(Stored data)
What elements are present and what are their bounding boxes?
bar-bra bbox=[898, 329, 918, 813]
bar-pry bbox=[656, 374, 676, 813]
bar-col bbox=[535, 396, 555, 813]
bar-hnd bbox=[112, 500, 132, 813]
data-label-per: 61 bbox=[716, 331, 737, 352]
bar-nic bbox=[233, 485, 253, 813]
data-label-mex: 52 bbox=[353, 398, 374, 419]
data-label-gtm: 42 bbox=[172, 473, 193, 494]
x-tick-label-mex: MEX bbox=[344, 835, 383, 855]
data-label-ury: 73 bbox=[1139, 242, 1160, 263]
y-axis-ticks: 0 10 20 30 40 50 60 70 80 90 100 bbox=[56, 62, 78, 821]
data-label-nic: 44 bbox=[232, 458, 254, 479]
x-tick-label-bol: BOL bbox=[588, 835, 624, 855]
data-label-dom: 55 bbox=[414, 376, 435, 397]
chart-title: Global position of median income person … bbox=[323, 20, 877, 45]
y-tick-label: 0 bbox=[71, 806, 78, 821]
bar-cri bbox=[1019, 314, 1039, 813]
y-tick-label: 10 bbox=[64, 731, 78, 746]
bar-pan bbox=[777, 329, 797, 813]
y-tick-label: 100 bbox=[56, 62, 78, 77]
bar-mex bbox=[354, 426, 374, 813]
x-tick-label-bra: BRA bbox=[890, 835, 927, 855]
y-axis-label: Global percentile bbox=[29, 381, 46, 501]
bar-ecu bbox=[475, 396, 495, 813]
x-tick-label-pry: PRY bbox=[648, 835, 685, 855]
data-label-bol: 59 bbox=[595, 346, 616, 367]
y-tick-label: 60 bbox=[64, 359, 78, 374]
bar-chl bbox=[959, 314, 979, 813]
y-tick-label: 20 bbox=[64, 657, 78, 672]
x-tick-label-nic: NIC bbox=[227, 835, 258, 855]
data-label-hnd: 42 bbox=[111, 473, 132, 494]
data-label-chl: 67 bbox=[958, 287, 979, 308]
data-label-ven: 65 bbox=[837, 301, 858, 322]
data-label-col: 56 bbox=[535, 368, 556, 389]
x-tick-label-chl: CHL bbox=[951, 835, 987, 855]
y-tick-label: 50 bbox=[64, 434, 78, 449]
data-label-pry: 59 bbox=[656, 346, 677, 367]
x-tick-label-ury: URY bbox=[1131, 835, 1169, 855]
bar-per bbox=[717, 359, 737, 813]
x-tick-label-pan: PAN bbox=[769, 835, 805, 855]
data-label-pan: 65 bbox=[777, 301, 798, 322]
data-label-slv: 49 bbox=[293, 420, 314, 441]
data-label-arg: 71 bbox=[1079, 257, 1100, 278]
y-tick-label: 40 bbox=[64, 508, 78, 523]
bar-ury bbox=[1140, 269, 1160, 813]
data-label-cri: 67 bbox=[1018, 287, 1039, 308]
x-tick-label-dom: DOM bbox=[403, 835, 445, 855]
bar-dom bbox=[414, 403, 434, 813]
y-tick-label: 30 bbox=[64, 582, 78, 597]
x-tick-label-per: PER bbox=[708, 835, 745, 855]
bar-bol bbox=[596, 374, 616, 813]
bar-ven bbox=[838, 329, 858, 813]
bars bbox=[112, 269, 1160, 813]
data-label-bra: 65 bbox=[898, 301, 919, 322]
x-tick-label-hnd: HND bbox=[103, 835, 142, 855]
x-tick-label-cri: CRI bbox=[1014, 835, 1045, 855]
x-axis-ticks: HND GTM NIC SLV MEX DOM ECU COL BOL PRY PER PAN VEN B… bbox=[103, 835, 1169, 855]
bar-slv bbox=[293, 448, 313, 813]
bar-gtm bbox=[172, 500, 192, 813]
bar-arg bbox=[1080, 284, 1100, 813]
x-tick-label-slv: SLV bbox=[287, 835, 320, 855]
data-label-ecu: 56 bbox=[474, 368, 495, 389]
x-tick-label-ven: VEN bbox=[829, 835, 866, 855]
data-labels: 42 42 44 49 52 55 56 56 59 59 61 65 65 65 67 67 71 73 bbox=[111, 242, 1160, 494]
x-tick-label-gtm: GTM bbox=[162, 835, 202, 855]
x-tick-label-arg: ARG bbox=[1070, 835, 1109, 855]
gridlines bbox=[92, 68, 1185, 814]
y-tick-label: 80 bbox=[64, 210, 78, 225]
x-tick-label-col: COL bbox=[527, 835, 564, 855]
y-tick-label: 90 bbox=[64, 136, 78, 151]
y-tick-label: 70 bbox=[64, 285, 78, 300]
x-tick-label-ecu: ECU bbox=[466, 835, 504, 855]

:: WHAT YOU HAVE TO DO ::
Copy out every line of the entries above, keeping each one identical to the original.

:: RESULT ::
What elements are present and what are their bounding boxes?
bar-bra bbox=[898, 329, 918, 813]
bar-pry bbox=[656, 374, 676, 813]
bar-col bbox=[535, 396, 555, 813]
bar-hnd bbox=[112, 500, 132, 813]
data-label-per: 61 bbox=[716, 331, 737, 352]
bar-nic bbox=[233, 485, 253, 813]
data-label-mex: 52 bbox=[353, 398, 374, 419]
data-label-gtm: 42 bbox=[172, 473, 193, 494]
x-tick-label-mex: MEX bbox=[344, 835, 383, 855]
data-label-ury: 73 bbox=[1139, 242, 1160, 263]
y-axis-ticks: 0 10 20 30 40 50 60 70 80 90 100 bbox=[56, 62, 78, 821]
data-label-nic: 44 bbox=[232, 458, 254, 479]
x-tick-label-bol: BOL bbox=[588, 835, 624, 855]
data-label-dom: 55 bbox=[414, 376, 435, 397]
chart-title: Global position of median income person … bbox=[323, 20, 877, 45]
y-tick-label: 0 bbox=[71, 806, 78, 821]
bar-cri bbox=[1019, 314, 1039, 813]
y-tick-label: 10 bbox=[64, 731, 78, 746]
bar-pan bbox=[777, 329, 797, 813]
y-tick-label: 100 bbox=[56, 62, 78, 77]
bar-mex bbox=[354, 426, 374, 813]
x-tick-label-bra: BRA bbox=[890, 835, 927, 855]
y-axis-label: Global percentile bbox=[29, 381, 46, 501]
bar-ecu bbox=[475, 396, 495, 813]
x-tick-label-pry: PRY bbox=[648, 835, 685, 855]
data-label-bol: 59 bbox=[595, 346, 616, 367]
y-tick-label: 60 bbox=[64, 359, 78, 374]
bar-chl bbox=[959, 314, 979, 813]
y-tick-label: 20 bbox=[64, 657, 78, 672]
x-tick-label-nic: NIC bbox=[227, 835, 258, 855]
data-label-hnd: 42 bbox=[111, 473, 132, 494]
data-label-chl: 67 bbox=[958, 287, 979, 308]
data-label-ven: 65 bbox=[837, 301, 858, 322]
data-label-col: 56 bbox=[535, 368, 556, 389]
x-tick-label-chl: CHL bbox=[951, 835, 987, 855]
y-tick-label: 50 bbox=[64, 434, 78, 449]
data-label-pry: 59 bbox=[656, 346, 677, 367]
x-tick-label-ury: URY bbox=[1131, 835, 1169, 855]
bar-per bbox=[717, 359, 737, 813]
x-tick-label-pan: PAN bbox=[769, 835, 805, 855]
data-label-pan: 65 bbox=[777, 301, 798, 322]
data-label-slv: 49 bbox=[293, 420, 314, 441]
data-label-arg: 71 bbox=[1079, 257, 1100, 278]
y-tick-label: 40 bbox=[64, 508, 78, 523]
bar-ury bbox=[1140, 269, 1160, 813]
data-label-cri: 67 bbox=[1018, 287, 1039, 308]
x-tick-label-dom: DOM bbox=[403, 835, 445, 855]
bar-dom bbox=[414, 403, 434, 813]
y-tick-label: 30 bbox=[64, 582, 78, 597]
x-tick-label-per: PER bbox=[708, 835, 745, 855]
bar-bol bbox=[596, 374, 616, 813]
bar-ven bbox=[838, 329, 858, 813]
bars bbox=[112, 269, 1160, 813]
data-label-bra: 65 bbox=[898, 301, 919, 322]
x-tick-label-hnd: HND bbox=[103, 835, 142, 855]
x-tick-label-cri: CRI bbox=[1014, 835, 1045, 855]
x-axis-ticks: HND GTM NIC SLV MEX DOM ECU COL BOL PRY PER PAN VEN B… bbox=[103, 835, 1169, 855]
bar-slv bbox=[293, 448, 313, 813]
bar-gtm bbox=[172, 500, 192, 813]
bar-arg bbox=[1080, 284, 1100, 813]
x-tick-label-slv: SLV bbox=[287, 835, 320, 855]
data-label-ecu: 56 bbox=[474, 368, 495, 389]
x-tick-label-ven: VEN bbox=[829, 835, 866, 855]
data-labels: 42 42 44 49 52 55 56 56 59 59 61 65 65 65 67 67 71 73 bbox=[111, 242, 1160, 494]
x-tick-label-gtm: GTM bbox=[162, 835, 202, 855]
x-tick-label-arg: ARG bbox=[1070, 835, 1109, 855]
gridlines bbox=[92, 68, 1185, 814]
y-tick-label: 80 bbox=[64, 210, 78, 225]
x-tick-label-col: COL bbox=[527, 835, 564, 855]
y-tick-label: 90 bbox=[64, 136, 78, 151]
y-tick-label: 70 bbox=[64, 285, 78, 300]
x-tick-label-ecu: ECU bbox=[466, 835, 504, 855]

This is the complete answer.